**CHALLENGE**
Gather all lines in the entries below that include the word "this".
- - - - - - -
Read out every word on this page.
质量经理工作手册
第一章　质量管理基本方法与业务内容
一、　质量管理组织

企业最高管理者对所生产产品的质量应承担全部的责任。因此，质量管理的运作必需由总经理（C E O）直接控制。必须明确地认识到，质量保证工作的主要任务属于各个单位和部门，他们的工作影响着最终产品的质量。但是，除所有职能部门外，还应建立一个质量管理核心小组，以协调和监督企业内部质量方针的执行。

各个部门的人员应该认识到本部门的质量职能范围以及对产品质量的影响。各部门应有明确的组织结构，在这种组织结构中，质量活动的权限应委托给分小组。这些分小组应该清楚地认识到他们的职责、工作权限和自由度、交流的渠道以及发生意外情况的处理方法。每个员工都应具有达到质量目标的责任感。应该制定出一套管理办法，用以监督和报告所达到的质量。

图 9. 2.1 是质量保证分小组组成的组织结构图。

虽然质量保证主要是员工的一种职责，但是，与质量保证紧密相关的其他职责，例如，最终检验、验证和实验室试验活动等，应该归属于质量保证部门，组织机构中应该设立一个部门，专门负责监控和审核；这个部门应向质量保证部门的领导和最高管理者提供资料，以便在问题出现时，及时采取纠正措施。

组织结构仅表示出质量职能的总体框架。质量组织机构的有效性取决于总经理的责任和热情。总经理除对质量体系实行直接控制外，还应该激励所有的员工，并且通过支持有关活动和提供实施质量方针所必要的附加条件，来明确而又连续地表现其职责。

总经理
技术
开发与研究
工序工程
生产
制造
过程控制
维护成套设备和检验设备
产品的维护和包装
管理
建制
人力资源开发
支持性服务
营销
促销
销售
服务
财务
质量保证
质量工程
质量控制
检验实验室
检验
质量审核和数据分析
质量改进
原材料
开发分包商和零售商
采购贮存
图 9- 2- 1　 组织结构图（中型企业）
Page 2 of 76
- - - - - - -
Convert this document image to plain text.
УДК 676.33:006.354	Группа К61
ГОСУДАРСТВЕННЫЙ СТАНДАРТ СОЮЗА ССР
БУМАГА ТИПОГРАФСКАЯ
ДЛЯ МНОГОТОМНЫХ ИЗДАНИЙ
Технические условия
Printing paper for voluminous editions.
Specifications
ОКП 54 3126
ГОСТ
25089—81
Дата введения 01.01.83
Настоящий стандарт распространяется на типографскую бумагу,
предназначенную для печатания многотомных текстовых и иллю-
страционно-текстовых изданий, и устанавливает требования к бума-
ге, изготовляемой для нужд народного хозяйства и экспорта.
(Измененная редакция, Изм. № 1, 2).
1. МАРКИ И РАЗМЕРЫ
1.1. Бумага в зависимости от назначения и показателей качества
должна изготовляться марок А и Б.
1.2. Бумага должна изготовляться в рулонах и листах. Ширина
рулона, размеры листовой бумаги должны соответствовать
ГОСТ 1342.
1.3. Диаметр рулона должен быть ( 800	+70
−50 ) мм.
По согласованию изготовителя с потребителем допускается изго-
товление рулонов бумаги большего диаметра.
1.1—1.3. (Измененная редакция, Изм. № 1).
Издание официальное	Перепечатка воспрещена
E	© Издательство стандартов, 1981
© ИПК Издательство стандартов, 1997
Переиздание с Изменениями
- - - - - - -
**FULL RESPONSE**
Read out every word on this page.
Convert this document image to plain text.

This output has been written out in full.